SET EXERCISE: Convert the rows from the very first one through the row containing "723, 170, 768]", that row included, into a numbered list, leaving out any blank lines.

EXCERPTED DATA:
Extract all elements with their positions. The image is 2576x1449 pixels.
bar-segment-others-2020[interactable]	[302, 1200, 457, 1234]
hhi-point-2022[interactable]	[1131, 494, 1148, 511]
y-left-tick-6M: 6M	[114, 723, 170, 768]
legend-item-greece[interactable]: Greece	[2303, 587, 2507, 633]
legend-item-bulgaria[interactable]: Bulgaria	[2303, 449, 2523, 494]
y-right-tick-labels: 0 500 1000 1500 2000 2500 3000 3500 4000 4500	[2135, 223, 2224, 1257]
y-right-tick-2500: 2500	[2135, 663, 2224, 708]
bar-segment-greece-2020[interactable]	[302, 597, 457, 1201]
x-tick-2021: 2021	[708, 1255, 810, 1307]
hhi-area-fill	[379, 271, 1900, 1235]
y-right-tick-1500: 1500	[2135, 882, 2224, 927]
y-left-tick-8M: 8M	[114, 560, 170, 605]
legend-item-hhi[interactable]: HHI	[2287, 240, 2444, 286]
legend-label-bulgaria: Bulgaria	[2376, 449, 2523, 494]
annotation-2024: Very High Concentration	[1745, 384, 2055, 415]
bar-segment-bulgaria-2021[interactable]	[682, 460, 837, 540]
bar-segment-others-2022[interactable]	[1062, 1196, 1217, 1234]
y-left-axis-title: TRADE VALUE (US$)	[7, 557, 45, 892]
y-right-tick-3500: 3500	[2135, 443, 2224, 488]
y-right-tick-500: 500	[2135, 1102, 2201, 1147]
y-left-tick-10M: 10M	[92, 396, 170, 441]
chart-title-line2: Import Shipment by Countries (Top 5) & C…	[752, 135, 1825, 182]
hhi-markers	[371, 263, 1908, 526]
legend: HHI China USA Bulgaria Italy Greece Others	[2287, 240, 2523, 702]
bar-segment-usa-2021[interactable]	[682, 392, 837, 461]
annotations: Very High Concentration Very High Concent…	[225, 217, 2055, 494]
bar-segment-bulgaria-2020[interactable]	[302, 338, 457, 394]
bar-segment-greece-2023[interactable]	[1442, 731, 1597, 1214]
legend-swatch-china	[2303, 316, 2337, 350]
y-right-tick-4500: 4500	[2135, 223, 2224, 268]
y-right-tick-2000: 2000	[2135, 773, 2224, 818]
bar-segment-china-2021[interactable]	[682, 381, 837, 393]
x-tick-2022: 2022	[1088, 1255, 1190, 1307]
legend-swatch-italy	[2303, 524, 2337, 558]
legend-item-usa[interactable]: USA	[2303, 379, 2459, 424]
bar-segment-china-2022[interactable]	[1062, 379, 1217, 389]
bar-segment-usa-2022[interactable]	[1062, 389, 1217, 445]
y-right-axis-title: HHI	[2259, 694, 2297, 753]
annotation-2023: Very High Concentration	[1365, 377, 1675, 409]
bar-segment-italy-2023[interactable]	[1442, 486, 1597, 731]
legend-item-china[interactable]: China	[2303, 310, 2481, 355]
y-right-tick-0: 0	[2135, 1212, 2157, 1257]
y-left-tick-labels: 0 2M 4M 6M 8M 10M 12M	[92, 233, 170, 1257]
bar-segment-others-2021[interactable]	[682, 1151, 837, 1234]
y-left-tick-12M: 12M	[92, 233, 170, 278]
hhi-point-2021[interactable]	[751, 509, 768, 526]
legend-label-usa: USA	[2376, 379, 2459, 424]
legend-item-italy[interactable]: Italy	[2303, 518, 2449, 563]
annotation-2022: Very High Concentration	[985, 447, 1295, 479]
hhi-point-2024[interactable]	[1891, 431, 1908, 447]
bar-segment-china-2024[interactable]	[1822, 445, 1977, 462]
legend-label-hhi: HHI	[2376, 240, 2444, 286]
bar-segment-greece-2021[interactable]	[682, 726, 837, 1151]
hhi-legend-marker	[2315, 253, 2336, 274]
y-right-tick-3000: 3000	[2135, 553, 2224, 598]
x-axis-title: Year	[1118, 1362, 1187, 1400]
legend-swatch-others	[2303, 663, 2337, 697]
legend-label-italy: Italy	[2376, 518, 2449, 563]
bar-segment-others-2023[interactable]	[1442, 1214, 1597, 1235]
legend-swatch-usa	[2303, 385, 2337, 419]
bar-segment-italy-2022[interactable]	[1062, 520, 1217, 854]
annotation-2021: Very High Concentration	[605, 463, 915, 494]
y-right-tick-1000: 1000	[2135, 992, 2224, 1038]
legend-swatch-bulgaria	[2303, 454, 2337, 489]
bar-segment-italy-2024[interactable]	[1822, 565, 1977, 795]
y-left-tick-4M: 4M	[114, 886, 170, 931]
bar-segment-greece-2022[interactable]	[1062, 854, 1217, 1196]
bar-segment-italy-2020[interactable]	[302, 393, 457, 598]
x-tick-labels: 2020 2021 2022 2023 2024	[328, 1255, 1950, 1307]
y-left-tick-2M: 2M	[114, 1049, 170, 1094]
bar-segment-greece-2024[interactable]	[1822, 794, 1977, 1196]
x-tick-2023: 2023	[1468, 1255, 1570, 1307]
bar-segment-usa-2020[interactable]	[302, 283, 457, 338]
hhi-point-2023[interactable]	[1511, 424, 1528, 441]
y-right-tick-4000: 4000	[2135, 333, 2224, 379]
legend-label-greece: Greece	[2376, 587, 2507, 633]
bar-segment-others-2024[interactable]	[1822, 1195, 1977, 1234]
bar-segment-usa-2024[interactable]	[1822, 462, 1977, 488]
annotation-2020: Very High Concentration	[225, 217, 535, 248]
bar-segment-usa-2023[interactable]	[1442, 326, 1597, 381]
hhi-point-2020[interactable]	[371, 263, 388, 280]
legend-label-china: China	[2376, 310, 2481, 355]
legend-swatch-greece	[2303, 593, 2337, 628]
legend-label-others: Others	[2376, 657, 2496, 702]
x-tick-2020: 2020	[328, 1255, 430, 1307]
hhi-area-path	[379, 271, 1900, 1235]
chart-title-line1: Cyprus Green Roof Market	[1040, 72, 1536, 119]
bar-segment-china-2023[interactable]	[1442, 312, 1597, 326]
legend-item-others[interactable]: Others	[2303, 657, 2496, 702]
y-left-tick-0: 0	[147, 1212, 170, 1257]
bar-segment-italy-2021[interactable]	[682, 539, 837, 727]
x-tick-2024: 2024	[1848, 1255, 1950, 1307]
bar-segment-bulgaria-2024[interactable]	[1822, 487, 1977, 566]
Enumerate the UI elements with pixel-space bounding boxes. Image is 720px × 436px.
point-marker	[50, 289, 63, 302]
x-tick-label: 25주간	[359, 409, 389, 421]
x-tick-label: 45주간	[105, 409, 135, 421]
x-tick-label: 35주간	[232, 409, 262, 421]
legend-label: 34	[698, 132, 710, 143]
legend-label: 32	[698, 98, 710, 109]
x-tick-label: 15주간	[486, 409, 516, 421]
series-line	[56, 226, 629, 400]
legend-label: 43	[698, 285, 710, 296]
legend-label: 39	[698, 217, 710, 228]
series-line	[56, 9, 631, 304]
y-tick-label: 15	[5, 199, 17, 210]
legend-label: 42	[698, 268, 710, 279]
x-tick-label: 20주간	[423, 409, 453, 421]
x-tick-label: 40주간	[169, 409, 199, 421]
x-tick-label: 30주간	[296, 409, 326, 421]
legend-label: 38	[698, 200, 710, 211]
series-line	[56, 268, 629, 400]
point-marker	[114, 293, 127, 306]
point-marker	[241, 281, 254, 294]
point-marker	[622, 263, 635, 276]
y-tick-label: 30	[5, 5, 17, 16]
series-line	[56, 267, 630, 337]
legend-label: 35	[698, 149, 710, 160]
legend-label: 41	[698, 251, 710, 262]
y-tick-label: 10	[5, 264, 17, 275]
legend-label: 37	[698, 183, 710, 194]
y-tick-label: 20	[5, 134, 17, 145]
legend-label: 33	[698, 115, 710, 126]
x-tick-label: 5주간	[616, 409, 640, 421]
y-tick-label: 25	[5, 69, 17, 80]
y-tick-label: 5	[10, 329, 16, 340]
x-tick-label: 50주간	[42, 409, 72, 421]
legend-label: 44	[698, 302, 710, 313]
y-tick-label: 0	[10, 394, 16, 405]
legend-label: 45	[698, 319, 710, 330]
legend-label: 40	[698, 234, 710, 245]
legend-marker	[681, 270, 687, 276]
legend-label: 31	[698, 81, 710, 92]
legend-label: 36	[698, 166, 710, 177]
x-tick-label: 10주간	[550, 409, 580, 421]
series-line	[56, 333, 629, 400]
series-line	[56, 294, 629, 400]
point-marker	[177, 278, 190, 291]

ANSWER BELOW:
1. Extract all elements with their positions. The image is 2576x1449 pixels.
2. bar-segment-others-2020[interactable]	[302, 1200, 457, 1234]
3. hhi-point-2022[interactable]	[1131, 494, 1148, 511]
4. y-left-tick-6M: 6M	[114, 723, 170, 768]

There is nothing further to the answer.